▶ **ESERCIZI**:
[a] Rispondi a queste domande basandoti sull'articolo sulla percezione visiva cosciente.
(i) In quale rivista è stato pubblicato lo studio?
(ii) Secondo lo studio, in quali lobi del cervello si colloca la percezione cosciente della posizione visiva?
(iii) Chi è l'autore principale della ricerca?
[b] Indica se ciascuna affermazione concorda con l'articolo sulla percezione visiva cosciente. Rispondi sì o no e cita le parole decisive.
(i) Lo studio è stato realizzato da ricercatori del Dartmouth College.
(ii) Secondo Sirui Liu, il sistema visivo rappresenta ciò che vediamo.
(iii) Le aree frontali del cervello sono di solito associate all'elaborazione visiva.
[c] Prosegui l'articolo sulla percezione visiva cosciente a partire dalla sua ultima frase.

▶ **ESTRATTO SELEZIONATO**:
==============================

Percezione visiva cosciente avviene al di fuori del sistema visivo

i ricercatori hanno mostrato la notevole Differenza che c'è tra il percorso percepito (lusorio) rispetto al percorso reale (fisico) della Gabor patch (credito: Sirui Liu e Patrick Cavanagh)

La percezione cosciente della posizione visiva è collocata nei lobi frontali del cervello e non nel sistema visivo della parte posteriore dello stesso cervello: lo rileva un nuovo studio pubblicato su Current Biology e realizzato da ricercatori del Dartmouth College.
Si tratta di uno studio che potrà essere d’aiuto per determinare a livello scientifico il significato della coscienza e soprattutto dove questa può essere collocata, se collocabile, all’interno del cervello.

Spiega nel comunicato stampa che presenta lo studio Sirui Liu, studente laureato in Scienze psicologiche e cerebrali al Dartmouth e autore principale della ricerca: “Il nostro studio dimostra chiaramente che il sistema visivo non rappresenta ciò che vediamo, ma rappresenta il mondo fisico. Ciò che vediamo emerge più avanti nella gerarchia di elaborazione, nelle aree frontali del cervello che di solito non sono associate all’elaborazione visiva”.

==============================

▶ **DATI ESTRATTI**:
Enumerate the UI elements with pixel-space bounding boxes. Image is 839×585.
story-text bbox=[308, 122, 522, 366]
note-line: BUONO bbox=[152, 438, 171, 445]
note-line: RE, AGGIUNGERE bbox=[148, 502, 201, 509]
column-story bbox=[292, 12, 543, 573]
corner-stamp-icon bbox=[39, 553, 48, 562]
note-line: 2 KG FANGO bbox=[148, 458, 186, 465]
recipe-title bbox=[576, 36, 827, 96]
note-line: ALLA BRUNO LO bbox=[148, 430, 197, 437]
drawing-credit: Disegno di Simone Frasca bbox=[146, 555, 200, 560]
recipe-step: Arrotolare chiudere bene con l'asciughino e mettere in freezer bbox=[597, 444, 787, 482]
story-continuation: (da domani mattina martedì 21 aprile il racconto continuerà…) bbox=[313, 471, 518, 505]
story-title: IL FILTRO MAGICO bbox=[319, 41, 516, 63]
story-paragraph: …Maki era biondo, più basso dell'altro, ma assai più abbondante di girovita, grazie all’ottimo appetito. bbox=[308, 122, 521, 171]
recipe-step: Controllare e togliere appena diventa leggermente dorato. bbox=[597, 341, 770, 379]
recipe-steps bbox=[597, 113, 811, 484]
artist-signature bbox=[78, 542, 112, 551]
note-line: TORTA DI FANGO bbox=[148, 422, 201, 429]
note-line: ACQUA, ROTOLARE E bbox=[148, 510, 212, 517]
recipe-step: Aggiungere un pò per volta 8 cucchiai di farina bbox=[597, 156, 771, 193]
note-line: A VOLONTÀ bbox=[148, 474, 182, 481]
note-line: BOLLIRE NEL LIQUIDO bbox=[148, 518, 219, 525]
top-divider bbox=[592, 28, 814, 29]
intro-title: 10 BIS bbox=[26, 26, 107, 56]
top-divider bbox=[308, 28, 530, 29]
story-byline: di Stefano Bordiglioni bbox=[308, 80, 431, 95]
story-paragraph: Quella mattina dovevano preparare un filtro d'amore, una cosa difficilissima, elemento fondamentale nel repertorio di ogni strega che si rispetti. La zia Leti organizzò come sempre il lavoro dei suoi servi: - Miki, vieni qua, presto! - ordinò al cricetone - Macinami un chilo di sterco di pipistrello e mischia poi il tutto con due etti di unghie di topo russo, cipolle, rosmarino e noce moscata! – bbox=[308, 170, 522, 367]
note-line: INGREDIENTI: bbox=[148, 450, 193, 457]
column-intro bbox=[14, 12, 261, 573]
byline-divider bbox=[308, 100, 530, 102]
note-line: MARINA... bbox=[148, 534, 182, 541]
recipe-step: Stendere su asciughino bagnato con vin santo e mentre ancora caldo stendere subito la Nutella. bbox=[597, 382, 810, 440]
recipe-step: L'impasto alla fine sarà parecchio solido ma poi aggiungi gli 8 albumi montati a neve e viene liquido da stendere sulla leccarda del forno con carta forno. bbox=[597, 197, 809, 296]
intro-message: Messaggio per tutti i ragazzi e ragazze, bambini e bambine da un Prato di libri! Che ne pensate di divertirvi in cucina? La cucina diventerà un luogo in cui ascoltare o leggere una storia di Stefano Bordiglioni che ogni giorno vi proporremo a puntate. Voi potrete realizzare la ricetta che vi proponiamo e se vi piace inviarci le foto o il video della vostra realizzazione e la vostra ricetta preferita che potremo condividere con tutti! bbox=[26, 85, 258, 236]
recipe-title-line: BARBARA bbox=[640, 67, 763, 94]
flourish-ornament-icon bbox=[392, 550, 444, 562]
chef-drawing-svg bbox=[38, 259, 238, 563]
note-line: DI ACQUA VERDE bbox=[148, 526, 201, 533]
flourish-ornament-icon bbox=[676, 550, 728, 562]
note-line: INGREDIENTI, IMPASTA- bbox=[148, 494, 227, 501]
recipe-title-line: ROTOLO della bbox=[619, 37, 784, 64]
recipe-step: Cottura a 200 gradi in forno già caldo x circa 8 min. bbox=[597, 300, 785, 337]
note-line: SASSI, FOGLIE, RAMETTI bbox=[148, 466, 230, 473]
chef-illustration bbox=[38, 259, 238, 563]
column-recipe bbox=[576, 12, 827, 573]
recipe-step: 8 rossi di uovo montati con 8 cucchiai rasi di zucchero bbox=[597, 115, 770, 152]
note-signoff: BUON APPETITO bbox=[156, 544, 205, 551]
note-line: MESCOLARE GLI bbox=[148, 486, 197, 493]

==============================

▶ **RISULTATI**:
[a]
(i) Su Current Biology.
(ii) Nei lobi frontali.
(iii) Sirui Liu, studente laureato in Scienze psicologiche e cerebrali al Dartmouth.

[b]
(i) Sì: "realizzato da ricercatori del Dartmouth College".
(ii) No: "il sistema visivo non rappresenta ciò che vediamo, ma rappresenta il mondo fisico".
(iii) No: "nelle aree frontali del cervello che di solito non sono associate all’elaborazione visiva".

[c]
Il ricercatore ha effettuato esperimenti su vari partecipanti ai quali venivano presentati degli stimoli visivi e poi veniva loro richiesto di completare alcuni compiti comportamentali. I cervelli degli stessi partecipanti venivano analizzati tramite fMRI.
In alcune sedute i partecipanti dovevano fissare un punto nero sul lato sinistro dello schermo di un computer mentre un altro punto che appariva ad intermittenza bianco o nero si muoveva nella parte periferica dello schermo, un test noto come Gabor patch.

Spiega i risultati Patrick Cavanagh, professore a Dartmouth e autore senior dello studio: “I nostri dati confermano fermamente che le aree frontali sono fondamentali per l’emergere della percezione cosciente. Mentre la ricerca precedente ha da tempo stabilito che i lobi frontali sono responsabili di funzioni come il processo decisionale e il pensiero, i nostri risultati suggeriscono che quest’area del cervello è anche il punto finale per percepire dove si trovano gli oggetti”.